→ STORED ROWS:
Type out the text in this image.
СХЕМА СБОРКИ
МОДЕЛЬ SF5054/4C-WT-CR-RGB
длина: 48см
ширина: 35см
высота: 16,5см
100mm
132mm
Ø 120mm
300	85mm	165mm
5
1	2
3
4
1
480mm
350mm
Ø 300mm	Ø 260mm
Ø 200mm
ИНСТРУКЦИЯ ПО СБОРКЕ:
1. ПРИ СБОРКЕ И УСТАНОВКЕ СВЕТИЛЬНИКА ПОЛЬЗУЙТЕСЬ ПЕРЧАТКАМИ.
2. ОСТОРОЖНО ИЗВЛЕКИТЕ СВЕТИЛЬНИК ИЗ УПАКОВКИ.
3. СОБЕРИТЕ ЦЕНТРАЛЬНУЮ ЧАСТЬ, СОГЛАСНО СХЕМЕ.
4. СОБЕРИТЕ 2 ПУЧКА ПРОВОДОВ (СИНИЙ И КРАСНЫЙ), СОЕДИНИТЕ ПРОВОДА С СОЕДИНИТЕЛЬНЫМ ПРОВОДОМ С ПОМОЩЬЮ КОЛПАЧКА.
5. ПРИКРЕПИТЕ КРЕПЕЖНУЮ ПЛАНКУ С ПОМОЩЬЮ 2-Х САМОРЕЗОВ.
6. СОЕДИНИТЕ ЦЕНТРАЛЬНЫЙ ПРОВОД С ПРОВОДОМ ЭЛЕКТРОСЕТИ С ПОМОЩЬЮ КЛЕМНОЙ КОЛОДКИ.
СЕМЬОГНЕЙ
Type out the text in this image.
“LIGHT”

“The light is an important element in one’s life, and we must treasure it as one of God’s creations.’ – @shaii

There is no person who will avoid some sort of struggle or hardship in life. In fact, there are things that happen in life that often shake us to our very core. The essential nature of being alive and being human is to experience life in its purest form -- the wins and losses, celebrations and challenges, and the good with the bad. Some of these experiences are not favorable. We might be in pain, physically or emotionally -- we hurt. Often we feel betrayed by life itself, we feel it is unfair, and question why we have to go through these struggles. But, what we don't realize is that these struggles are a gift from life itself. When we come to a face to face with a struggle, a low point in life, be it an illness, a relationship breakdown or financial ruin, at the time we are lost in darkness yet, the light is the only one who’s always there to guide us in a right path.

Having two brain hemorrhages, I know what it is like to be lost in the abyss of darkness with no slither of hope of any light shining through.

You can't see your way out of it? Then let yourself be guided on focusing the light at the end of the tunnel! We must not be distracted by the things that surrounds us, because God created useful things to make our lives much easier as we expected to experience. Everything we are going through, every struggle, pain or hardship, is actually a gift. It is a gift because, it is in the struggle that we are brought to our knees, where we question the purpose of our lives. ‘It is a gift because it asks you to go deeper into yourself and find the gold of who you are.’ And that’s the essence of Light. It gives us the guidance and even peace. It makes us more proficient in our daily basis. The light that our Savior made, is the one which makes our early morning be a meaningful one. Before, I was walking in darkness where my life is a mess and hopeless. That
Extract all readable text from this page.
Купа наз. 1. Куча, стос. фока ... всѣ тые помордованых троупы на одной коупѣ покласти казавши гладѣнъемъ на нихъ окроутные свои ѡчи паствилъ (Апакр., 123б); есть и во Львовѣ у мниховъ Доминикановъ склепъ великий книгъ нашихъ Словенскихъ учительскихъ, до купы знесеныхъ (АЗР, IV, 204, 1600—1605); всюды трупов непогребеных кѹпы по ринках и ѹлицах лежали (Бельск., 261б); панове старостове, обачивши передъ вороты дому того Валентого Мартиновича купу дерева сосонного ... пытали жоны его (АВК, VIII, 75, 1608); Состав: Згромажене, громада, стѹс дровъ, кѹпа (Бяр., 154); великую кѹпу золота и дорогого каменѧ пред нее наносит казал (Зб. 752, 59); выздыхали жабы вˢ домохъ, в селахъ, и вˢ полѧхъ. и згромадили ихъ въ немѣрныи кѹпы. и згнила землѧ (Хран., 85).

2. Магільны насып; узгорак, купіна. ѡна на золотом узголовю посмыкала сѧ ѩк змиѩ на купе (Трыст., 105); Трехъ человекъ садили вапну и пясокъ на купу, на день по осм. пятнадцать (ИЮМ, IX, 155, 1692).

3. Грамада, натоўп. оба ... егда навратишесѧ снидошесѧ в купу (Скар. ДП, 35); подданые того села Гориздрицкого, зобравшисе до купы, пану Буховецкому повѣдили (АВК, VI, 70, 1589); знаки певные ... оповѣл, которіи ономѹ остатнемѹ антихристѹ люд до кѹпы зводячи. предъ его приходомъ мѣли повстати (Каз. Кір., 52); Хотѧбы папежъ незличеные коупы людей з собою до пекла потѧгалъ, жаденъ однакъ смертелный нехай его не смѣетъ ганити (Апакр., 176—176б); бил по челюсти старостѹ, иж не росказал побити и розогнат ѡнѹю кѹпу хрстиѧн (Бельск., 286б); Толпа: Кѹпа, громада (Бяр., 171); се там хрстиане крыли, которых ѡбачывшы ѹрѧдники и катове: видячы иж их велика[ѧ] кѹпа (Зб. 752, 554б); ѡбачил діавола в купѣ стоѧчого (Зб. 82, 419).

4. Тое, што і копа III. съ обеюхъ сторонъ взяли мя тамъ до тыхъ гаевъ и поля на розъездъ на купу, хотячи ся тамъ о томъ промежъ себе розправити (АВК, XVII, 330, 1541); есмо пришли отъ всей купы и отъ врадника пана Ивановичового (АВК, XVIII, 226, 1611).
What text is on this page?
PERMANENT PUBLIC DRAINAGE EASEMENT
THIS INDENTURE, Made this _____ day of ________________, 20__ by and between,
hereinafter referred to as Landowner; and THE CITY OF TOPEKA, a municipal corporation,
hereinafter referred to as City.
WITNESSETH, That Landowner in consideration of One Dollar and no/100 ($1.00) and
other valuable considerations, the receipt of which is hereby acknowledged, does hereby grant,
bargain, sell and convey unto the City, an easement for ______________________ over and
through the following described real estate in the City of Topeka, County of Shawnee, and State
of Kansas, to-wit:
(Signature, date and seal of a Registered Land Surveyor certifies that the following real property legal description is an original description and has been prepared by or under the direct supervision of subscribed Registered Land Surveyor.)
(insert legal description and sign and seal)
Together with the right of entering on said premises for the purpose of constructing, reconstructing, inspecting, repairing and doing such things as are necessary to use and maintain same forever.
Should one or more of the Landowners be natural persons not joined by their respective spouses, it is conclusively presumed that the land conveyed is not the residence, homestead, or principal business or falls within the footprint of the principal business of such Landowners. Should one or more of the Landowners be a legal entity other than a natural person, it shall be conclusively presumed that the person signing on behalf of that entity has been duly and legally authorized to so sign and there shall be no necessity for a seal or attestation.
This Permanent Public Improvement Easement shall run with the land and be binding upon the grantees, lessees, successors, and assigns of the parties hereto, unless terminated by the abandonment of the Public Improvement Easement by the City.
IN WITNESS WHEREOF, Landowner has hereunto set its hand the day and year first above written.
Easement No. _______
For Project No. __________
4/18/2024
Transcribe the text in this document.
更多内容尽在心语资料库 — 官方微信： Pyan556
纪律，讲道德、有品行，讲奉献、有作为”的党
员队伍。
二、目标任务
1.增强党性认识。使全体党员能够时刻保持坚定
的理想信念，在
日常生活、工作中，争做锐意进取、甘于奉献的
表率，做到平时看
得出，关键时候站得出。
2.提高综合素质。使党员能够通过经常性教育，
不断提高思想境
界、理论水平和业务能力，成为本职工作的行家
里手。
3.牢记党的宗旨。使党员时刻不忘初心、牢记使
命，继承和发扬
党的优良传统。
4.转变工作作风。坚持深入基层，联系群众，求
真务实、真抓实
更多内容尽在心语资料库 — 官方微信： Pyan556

→ DIRECTIONS FOR THIS TASK: Collect the complete line wherever the string "description" appears in the records.

→ SOLUTION:
(Signature, date and seal of a Registered Land Surveyor certifies that the following real property legal description is an original description and has been prepared by or under the direct supervision of subscribed Registered Land Surveyor.)
(insert legal description and sign and seal)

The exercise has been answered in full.